* [ACTIVITY]: From the records below, take each line where the string "genome" shows up and copy it.

* [AVAILABLE DATA]:
──────

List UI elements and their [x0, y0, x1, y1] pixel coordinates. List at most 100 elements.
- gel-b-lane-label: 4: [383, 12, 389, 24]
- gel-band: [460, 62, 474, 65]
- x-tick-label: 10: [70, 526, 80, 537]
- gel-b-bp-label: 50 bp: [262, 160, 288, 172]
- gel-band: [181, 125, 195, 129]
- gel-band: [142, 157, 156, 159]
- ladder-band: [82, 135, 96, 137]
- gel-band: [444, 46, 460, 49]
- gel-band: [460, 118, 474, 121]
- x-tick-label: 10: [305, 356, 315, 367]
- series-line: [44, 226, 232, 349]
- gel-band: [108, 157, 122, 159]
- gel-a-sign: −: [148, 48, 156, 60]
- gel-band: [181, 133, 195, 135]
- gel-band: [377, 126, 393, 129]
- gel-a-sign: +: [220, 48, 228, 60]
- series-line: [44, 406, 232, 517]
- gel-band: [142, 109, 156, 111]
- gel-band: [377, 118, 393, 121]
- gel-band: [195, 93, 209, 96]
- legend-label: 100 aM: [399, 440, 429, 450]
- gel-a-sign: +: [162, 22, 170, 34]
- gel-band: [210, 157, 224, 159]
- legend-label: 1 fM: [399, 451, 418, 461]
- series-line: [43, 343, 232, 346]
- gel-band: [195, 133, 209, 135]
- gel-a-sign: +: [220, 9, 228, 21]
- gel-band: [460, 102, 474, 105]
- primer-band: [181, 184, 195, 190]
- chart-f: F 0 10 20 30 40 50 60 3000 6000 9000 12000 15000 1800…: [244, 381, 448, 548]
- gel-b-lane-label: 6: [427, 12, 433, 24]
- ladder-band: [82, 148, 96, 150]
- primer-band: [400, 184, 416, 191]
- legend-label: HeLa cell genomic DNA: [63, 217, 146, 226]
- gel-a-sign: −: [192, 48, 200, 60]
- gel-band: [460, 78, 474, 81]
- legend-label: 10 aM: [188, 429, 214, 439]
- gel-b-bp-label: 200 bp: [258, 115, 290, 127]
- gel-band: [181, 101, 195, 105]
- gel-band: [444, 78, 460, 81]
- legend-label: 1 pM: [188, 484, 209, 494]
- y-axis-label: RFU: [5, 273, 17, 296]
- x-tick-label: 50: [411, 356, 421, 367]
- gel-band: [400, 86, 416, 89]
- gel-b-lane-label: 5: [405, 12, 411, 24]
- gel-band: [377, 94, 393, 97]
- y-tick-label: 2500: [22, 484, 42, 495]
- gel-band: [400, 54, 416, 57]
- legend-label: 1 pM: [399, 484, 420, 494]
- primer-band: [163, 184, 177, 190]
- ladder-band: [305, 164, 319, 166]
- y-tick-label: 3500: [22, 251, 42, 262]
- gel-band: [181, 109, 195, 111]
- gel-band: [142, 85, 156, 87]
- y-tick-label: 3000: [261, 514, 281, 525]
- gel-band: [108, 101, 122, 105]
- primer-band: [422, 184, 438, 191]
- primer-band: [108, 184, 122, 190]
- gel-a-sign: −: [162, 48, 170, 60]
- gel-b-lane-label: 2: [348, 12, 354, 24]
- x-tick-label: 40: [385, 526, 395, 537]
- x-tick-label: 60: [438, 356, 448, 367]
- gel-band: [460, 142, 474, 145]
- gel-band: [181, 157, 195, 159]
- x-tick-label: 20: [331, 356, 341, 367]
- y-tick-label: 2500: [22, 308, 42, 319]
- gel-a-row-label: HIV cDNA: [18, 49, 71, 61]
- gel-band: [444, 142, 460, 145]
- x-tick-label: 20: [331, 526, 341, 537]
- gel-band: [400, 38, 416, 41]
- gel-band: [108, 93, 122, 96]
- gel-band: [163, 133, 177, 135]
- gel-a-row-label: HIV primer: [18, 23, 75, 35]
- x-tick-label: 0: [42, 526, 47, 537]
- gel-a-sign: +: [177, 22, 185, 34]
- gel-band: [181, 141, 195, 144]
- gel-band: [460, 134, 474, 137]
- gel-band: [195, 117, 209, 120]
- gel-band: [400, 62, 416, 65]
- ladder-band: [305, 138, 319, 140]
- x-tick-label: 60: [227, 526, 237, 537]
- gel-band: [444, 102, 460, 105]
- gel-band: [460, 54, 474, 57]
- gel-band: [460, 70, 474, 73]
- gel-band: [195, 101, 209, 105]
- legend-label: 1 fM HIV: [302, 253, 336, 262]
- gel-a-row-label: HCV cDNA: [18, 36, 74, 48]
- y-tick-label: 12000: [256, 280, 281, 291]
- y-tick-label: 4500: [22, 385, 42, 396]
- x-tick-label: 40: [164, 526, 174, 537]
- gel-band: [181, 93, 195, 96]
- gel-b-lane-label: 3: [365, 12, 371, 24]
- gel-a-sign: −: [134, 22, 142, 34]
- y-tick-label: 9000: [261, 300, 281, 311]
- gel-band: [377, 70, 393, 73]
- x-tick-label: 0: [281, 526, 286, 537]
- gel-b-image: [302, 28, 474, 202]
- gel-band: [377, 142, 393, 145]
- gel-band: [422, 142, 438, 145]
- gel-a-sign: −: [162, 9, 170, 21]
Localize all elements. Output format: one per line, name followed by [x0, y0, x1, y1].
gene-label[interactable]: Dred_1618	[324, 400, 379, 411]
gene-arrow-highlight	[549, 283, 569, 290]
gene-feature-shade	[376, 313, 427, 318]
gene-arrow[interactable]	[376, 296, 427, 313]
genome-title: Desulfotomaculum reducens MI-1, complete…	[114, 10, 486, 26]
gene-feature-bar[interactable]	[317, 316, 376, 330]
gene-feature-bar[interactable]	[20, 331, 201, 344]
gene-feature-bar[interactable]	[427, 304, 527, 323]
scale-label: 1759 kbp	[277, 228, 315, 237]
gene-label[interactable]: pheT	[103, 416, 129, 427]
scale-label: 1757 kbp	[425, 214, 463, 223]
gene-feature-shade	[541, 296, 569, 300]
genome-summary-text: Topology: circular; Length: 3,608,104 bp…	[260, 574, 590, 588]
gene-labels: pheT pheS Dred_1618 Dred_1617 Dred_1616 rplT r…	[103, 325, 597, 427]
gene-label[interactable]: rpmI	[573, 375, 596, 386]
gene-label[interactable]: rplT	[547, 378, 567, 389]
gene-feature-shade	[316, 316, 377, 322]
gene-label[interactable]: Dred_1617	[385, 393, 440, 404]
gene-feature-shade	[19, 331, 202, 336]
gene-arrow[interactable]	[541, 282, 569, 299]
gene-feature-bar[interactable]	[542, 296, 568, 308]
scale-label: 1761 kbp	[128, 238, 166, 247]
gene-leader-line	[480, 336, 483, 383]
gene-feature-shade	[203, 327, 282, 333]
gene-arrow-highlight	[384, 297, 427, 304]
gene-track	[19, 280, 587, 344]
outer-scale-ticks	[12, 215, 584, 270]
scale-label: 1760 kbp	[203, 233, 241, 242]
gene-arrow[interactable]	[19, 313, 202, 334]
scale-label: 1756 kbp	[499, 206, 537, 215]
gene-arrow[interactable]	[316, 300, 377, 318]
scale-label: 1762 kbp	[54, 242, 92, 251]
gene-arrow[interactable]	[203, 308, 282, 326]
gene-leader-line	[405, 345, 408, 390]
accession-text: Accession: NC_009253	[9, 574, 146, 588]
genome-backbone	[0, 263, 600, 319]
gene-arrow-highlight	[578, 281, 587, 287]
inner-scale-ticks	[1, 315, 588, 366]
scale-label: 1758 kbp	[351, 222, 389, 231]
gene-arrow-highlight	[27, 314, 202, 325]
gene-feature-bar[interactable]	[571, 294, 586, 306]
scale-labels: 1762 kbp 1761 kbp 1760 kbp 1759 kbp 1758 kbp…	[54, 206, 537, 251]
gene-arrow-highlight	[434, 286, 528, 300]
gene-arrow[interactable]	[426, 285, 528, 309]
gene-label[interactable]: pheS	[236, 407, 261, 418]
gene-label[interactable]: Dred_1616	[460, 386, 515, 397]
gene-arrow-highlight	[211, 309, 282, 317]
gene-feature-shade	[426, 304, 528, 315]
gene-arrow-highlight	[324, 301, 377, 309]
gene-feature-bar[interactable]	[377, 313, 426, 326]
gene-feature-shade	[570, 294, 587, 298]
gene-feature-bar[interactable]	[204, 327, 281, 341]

──────

* [EXERCISE SOLUTION]:
genome-title: Desulfotomaculum reducens MI-1, complete…	[114, 10, 486, 26]
genome-summary-text: Topology: circular; Length: 3,608,104 bp…	[260, 574, 590, 588]
genome-backbone	[0, 263, 600, 319]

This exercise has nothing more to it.